*** Given records ***
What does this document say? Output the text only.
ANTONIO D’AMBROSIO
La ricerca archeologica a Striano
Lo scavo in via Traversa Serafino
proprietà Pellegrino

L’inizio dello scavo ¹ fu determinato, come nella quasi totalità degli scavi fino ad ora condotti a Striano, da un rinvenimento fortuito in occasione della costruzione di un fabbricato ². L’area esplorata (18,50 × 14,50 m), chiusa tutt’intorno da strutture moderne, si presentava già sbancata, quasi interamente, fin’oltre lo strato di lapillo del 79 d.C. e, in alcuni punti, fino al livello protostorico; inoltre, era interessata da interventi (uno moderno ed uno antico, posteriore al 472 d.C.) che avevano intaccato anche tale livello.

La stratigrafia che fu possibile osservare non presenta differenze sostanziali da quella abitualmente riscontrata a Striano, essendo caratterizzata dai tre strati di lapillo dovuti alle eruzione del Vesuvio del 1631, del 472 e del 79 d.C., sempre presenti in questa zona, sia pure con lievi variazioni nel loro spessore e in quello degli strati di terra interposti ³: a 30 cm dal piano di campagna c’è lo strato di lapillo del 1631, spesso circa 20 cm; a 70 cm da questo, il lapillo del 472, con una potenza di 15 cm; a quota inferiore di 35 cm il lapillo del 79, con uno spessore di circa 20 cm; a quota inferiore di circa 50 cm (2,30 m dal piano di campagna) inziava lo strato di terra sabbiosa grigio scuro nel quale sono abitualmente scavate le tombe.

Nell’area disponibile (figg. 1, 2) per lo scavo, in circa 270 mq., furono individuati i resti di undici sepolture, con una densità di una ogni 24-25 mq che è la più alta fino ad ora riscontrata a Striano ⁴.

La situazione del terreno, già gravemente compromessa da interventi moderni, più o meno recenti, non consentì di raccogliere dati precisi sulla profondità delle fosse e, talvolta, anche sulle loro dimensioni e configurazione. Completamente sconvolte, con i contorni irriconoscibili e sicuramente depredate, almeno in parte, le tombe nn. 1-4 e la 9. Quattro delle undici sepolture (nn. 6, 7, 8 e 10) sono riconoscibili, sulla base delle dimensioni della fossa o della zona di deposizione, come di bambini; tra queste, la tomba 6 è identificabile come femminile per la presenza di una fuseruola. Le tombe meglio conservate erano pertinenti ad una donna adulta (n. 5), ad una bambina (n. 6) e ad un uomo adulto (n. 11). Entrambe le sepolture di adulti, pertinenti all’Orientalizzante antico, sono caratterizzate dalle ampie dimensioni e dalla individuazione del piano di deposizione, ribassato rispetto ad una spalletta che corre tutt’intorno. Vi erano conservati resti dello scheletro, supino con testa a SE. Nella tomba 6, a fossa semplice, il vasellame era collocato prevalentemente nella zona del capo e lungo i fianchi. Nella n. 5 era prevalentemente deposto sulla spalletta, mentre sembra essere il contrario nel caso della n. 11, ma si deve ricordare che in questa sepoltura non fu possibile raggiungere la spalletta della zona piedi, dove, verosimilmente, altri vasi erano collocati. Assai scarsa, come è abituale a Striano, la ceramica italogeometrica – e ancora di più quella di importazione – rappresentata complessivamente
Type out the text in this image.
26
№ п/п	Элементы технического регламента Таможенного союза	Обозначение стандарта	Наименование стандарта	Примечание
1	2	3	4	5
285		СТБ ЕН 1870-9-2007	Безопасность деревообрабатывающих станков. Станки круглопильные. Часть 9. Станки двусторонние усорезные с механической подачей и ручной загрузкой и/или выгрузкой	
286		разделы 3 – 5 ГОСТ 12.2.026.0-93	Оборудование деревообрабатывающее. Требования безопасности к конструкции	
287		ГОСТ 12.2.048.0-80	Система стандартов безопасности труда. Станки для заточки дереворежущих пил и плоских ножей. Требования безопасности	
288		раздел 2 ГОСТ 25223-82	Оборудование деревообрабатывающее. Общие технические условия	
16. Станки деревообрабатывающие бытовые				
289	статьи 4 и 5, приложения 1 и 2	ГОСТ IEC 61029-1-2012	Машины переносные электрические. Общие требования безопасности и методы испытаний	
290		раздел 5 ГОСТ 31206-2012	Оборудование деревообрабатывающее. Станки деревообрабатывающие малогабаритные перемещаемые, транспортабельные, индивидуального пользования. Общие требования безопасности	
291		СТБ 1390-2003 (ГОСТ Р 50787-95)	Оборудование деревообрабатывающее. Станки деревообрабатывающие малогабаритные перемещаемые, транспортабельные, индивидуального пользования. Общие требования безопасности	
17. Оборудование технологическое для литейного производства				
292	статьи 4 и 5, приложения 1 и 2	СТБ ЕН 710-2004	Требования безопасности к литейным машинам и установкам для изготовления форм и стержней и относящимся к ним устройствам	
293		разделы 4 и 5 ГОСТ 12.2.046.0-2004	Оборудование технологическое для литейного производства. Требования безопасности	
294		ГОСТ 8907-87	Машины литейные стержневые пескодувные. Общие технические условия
***
- **What you have to do**: Go through the listing above and pull out each line containing the word "перемещаемые".

- **Expected answer**:
290		раздел 5 ГОСТ 31206-2012	Оборудование деревообрабатывающее. Станки деревообрабатывающие малогабаритные перемещаемые, транспортабельные, индивидуального пользования. Общие требования безопасности	
291		СТБ 1390-2003 (ГОСТ Р 50787-95)	Оборудование деревообрабатывающее. Станки деревообрабатывающие малогабаритные перемещаемые, транспортабельные, индивидуального пользования. Общие требования безопасности	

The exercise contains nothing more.